**WHAT IS EXPECTED**
Please condense the abstract's paragraph beginning "In vitro antitumor efficacy" into a short bulleted list that keeps its main facts.

**TEXT BLOCK**
..............................
Study of dinuclear Rh(II) complexes of phenylalanine derivatives as potential anticancer agents by using X-ray fluorescence and X-ray absorption

In vitro antitumor efficacy of several dinuclear bridgings and one chelate structure dirhodium(II) complex of N-protected phenylalanine derivatives were tested on HT-29 cells. The following synthesized and previously characterized complexes were applied in the present work: Rh-2(OAc)(4)(O-Phe-Z)(n) (n = 1-4, O--Phe-Z = N-benzyloxycarbonyl-L-phenylalaninate), Rh-2(OAc)(4-n)(O-Phe-Ac)(n) (n = 1-4, O--Phe-Ac = N-acetyl-L-phenylalaninate), Rh-2(OAc)(2)(N-Me-D-Phe-O)(2) corresponding to N-methyl-D-phenylalaninate as well as Rh-2(OAc)(4) (-OAc = acetate). Depending on the complex ligand type and its coordination number, the intracellular rhodium (Rh) content determined by total reflection X-ray fluorescence (TXRF) spectrometry in the HT-29 cells varied between 25 and 2500 ng/10(6) cells. In vitro cytotoxicity and cytostatic evaluations of the compounds on HT-29 human cell culture were performed using 3-(4,5-dimethylthiazol-2-yl)-2,5-diphenyltetrazolium assay. Compared to Rh-2(OAc)(4), the Rh compounds containing one or two O--Phe-Z moieties proved to be the most effective on the HT-29 cells. Moreover, synchrotron radiation TXRF-X-ray absorption near edge structure measurements suggested a change of the molecular symmetry of the dirhodium(II) center for the moderately in vitro cytotoxic, lipophilic L-phenylalanine derivative complexes, characterized also by low ligand exchange rate when they were studied on HT-29 cells. (C) 2015 Elsevier B.V. All rights reserved.
..............................
**AVAILABLE DATA**
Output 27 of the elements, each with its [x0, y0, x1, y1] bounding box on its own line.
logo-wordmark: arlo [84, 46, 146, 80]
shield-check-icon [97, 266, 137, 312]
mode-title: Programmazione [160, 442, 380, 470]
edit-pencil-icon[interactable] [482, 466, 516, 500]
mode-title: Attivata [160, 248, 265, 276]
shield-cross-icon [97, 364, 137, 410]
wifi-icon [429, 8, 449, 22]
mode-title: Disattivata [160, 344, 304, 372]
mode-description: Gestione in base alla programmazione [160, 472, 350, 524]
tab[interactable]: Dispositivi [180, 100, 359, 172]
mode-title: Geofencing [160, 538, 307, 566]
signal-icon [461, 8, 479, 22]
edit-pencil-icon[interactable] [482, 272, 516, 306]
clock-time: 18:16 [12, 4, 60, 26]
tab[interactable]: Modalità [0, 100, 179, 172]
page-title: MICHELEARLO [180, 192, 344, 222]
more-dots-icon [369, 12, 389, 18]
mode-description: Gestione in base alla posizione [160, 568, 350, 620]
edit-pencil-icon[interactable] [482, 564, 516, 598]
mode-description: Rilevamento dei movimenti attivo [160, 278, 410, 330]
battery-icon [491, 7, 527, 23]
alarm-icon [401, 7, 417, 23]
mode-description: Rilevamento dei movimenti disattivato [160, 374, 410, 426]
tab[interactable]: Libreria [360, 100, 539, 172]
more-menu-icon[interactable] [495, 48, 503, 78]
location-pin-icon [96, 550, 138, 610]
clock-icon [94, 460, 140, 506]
..............................
**TASK OUTPUT**
- Several dinuclear bridged dirhodium(II) complexes and one chelate-structure dirhodium(II) complex of N-protected phenylalanine derivatives were tested in vitro for antitumor efficacy on HT-29 cells.
- The complexes contained N-benzyloxycarbonyl-L-phenylalaninate (O-Phe-Z, n = 1-4), N-acetyl-L-phenylalaninate (O-Phe-Ac, n = 1-4), or N-methyl-D-phenylalaninate. Rh-2(OAc)(4) (acetate) was also used.
- Total reflection X-ray fluorescence (TXRF) measured the intracellular Rh content. It ranged from 25 to 2500 ng/10(6) cells, depending on ligand type and coordination number.
- Cytotoxicity and cytostatic effects were evaluated with the 3-(4,5-dimethylthiazol-2-yl)-2,5-diphenyltetrazolium assay.
- Compared with Rh-2(OAc)(4), the compounds with one or two O-Phe-Z moieties were the most effective.
- Synchrotron radiation TXRF-XANES measurements suggested that the molecular symmetry of the dirhodium(II) center changed for the moderately cytotoxic, lipophilic L-phenylalanine derivative complexes. These complexes also had a low ligand exchange rate in HT-29 cells.